Yes we have a Lowes here.
but Im afraid its run by Ohio people.
Believe me they are not happy people!
I noticed it the minute I moved here.
Im from Wyoming, Michigan.


----------



## rcj1095 (Mar 4, 2009)

I just must live in a good area cuz we are full of friendly people here. I take mine everywhere, including restaurants and they are so loved and welcome. You just need to move over here by us!!! LOL.


----------



## 17428 (Jul 10, 2009)

What part of Ohio are you in??
Tell me please ....Im curious!!


----------



## rcj1095 (Mar 4, 2009)

Dahlia`s MaMa said:


> What part of Ohio are you in??
> Tell me please ....Im curious!!


Akron honey. I've gotten to know a lot of these people over the years and I've been so lucky. The manager at Max and Erma loves Chloe and Lily but I have been careful and not abusive of the rules. Once they get to know me and us, they just immediately ask me if I have them with me. It's so cute and I'm really very careful but now I get in trouble if I go anywhere without them. They are so little and don't bark or cause a stir so it's worked out well for us. If I had them in my arms though it may have been harder. I always have them in their little carrier and then I bring them out if it's a welcome situation. I think we are around 2-1/2 to 3 hours away!

• **Work to be completed**:
Reproduce the forum thread above about living in Ohio word for word, from start to finish.

• **Dataset section**:
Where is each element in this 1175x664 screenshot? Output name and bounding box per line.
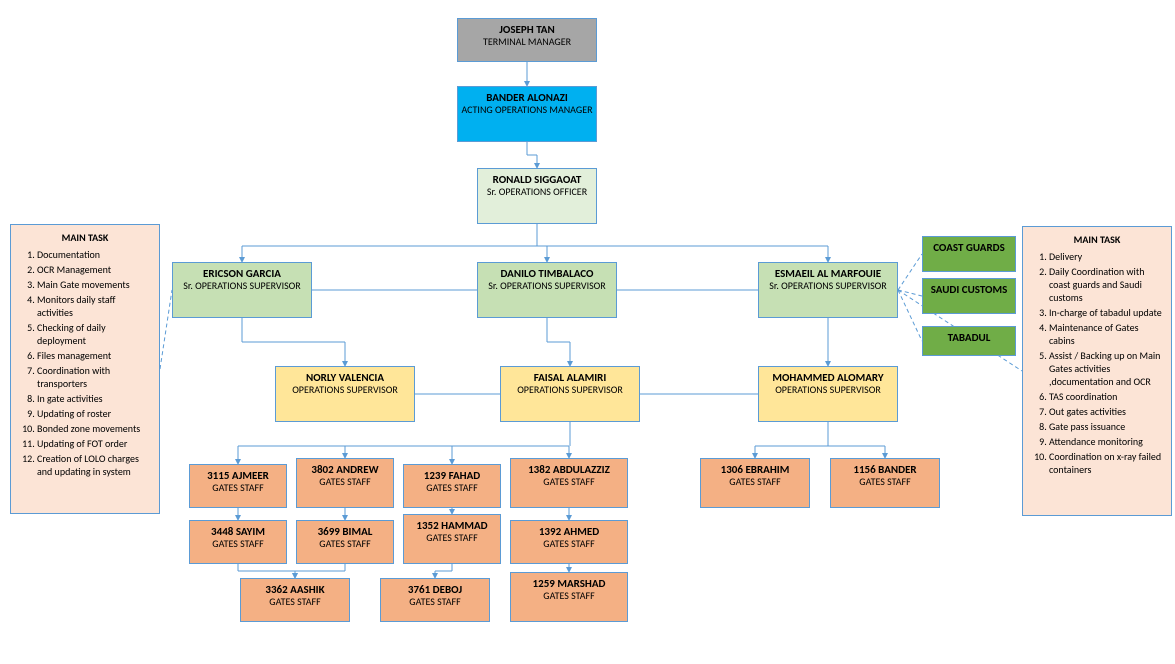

• **Exercise solution**:
Yes we have a Lowes here.
but Im afraid its run by Ohio people.
Believe me they are not happy people!
I noticed it the minute I moved here.
Im from Wyoming, Michigan.


----------



## rcj1095 (Mar 4, 2009)

I just must live in a good area cuz we are full of friendly people here. I take mine everywhere, including restaurants and they are so loved and welcome. You just need to move over here by us!!! LOL.


----------



## 17428 (Jul 10, 2009)

What part of Ohio are you in??
Tell me please ....Im curious!!


----------



## rcj1095 (Mar 4, 2009)

Dahlia`s MaMa said:


> What part of Ohio are you in??
> Tell me please ....Im curious!!


Akron honey. I've gotten to know a lot of these people over the years and I've been so lucky. The manager at Max and Erma loves Chloe and Lily but I have been careful and not abusive of the rules. Once they get to know me and us, they just immediately ask me if I have them with me. It's so cute and I'm really very careful but now I get in trouble if I go anywhere without them. They are so little and don't bark or cause a stir so it's worked out well for us. If I had them in my arms though it may have been harder. I always have them in their little carrier and then I bring them out if it's a welcome situation. I think we are around 2-1/2 to 3 hours away!